--- WHAT YOU HAVE TO DO ---
Transcribe the records below exactly.

--- RECORDS FOR THIS EXERCISE ---

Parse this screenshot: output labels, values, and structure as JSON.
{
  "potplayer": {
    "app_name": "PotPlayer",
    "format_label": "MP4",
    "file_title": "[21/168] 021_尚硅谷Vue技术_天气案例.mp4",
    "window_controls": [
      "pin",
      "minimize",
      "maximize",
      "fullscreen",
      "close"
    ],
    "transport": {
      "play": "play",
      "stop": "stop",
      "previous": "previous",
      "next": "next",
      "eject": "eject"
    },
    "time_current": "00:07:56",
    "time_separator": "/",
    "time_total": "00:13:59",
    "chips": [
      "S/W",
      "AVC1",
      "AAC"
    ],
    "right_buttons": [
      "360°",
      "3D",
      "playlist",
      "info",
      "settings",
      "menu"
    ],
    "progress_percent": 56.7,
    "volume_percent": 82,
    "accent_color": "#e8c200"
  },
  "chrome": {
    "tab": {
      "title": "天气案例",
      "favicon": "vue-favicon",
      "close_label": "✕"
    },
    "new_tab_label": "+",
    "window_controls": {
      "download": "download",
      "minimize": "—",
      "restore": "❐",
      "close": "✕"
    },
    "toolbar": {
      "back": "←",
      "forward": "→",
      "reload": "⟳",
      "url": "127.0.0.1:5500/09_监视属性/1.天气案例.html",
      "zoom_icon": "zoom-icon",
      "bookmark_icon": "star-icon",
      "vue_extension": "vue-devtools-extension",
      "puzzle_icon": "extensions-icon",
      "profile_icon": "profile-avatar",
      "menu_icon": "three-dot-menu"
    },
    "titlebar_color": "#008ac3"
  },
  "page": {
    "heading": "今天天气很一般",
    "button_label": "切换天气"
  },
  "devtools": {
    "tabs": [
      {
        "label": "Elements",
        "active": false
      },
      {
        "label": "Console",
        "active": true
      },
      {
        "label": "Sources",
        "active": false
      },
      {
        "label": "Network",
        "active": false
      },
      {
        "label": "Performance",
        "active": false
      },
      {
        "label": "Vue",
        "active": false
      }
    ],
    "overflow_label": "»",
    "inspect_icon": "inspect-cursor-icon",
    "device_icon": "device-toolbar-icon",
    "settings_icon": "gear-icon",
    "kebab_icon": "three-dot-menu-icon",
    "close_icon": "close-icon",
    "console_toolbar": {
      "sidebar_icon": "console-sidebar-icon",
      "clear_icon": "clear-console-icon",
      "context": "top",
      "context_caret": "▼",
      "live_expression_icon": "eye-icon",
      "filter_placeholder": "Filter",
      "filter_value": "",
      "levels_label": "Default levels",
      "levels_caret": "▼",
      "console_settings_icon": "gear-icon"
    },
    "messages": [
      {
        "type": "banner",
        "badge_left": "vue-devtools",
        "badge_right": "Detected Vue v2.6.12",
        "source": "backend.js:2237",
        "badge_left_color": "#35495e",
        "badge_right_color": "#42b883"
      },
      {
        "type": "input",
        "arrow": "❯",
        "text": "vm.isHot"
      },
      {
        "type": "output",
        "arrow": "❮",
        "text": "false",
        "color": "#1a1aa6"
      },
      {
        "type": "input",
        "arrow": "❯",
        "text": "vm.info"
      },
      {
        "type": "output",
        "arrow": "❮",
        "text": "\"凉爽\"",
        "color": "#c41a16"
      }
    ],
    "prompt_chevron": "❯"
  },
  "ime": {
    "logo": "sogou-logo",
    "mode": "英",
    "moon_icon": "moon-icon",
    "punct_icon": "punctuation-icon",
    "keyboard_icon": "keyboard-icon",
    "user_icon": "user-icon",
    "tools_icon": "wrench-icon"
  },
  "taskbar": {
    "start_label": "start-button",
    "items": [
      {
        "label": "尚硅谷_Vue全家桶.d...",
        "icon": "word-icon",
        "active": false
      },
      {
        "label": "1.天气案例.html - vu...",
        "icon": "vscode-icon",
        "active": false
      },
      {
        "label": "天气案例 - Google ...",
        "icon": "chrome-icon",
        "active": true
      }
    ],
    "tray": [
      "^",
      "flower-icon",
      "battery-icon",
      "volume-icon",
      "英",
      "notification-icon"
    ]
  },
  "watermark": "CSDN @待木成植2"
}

--- EXERCISE RESPONSE ---
Parse this screenshot: output labels, values, and structure as JSON.
{
  "potplayer": {
    "app_name": "PotPlayer",
    "format_label": "MP4",
    "file_title": "[21/168] 021_尚硅谷Vue技术_天气案例.mp4",
    "window_controls": [
      "pin",
      "minimize",
      "maximize",
      "fullscreen",
      "close"
    ],
    "transport": {
      "play": "play",
      "stop": "stop",
      "previous": "previous",
      "next": "next",
      "eject": "eject"
    },
    "time_current": "00:07:56",
    "time_separator": "/",
    "time_total": "00:13:59",
    "chips": [
      "S/W",
      "AVC1",
      "AAC"
    ],
    "right_buttons": [
      "360°",
      "3D",
      "playlist",
      "info",
      "settings",
      "menu"
    ],
    "progress_percent": 56.7,
    "volume_percent": 82,
    "accent_color": "#e8c200"
  },
  "chrome": {
    "tab": {
      "title": "天气案例",
      "favicon": "vue-favicon",
      "close_label": "✕"
    },
    "new_tab_label": "+",
    "window_controls": {
      "download": "download",
      "minimize": "—",
      "restore": "❐",
      "close": "✕"
    },
    "toolbar": {
      "back": "←",
      "forward": "→",
      "reload": "⟳",
      "url": "127.0.0.1:5500/09_监视属性/1.天气案例.html",
      "zoom_icon": "zoom-icon",
      "bookmark_icon": "star-icon",
      "vue_extension": "vue-devtools-extension",
      "puzzle_icon": "extensions-icon",
      "profile_icon": "profile-avatar",
      "menu_icon": "three-dot-menu"
    },
    "titlebar_color": "#008ac3"
  },
  "page": {
    "heading": "今天天气很一般",
    "button_label": "切换天气"
  },
  "devtools": {
    "tabs": [
      {
        "label": "Elements",
        "active": false
      },
      {
        "label": "Console",
        "active": true
      },
      {
        "label": "Sources",
        "active": false
      },
      {
        "label": "Network",
        "active": false
      },
      {
        "label": "Performance",
        "active": false
      },
      {
        "label": "Vue",
        "active": false
      }
    ],
    "overflow_label": "»",
    "inspect_icon": "inspect-cursor-icon",
    "device_icon": "device-toolbar-icon",
    "settings_icon": "gear-icon",
    "kebab_icon": "three-dot-menu-icon",
    "close_icon": "close-icon",
    "console_toolbar": {
      "sidebar_icon": "console-sidebar-icon",
      "clear_icon": "clear-console-icon",
      "context": "top",
      "context_caret": "▼",
      "live_expression_icon": "eye-icon",
      "filter_placeholder": "Filter",
      "filter_value": "",
      "levels_label": "Default levels",
      "levels_caret": "▼",
      "console_settings_icon": "gear-icon"
    },
    "messages": [
      {
        "type": "banner",
        "badge_left": "vue-devtools",
        "badge_right": "Detected Vue v2.6.12",
        "source": "backend.js:2237",
        "badge_left_color": "#35495e",
        "badge_right_color": "#42b883"
      },
      {
        "type": "input",
        "arrow": "❯",
        "text": "vm.isHot"
      },
      {
        "type": "output",
        "arrow": "❮",
        "text": "false",
        "color": "#1a1aa6"
      },
      {
        "type": "input",
        "arrow": "❯",
        "text": "vm.info"
      },
      {
        "type": "output",
        "arrow": "❮",
        "text": "\"凉爽\"",
        "color": "#c41a16"
      }
    ],
    "prompt_chevron": "❯"
  },
  "ime": {
    "logo": "sogou-logo",
    "mode": "英",
    "moon_icon": "moon-icon",
    "punct_icon": "punctuation-icon",
    "keyboard_icon": "keyboard-icon",
    "user_icon": "user-icon",
    "tools_icon": "wrench-icon"
  },
  "taskbar": {
    "start_label": "start-button",
    "items": [
      {
        "label": "尚硅谷_Vue全家桶.d...",
        "icon": "word-icon",
        "active": false
      },
      {
        "label": "1.天气案例.html - vu...",
        "icon": "vscode-icon",
        "active": false
      },
      {
        "label": "天气案例 - Google ...",
        "icon": "chrome-icon",
        "active": true
      }
    ],
    "tray": [
      "^",
      "flower-icon",
      "battery-icon",
      "volume-icon",
      "英",
      "notification-icon"
    ]
  },
  "watermark": "CSDN @待木成植2"
}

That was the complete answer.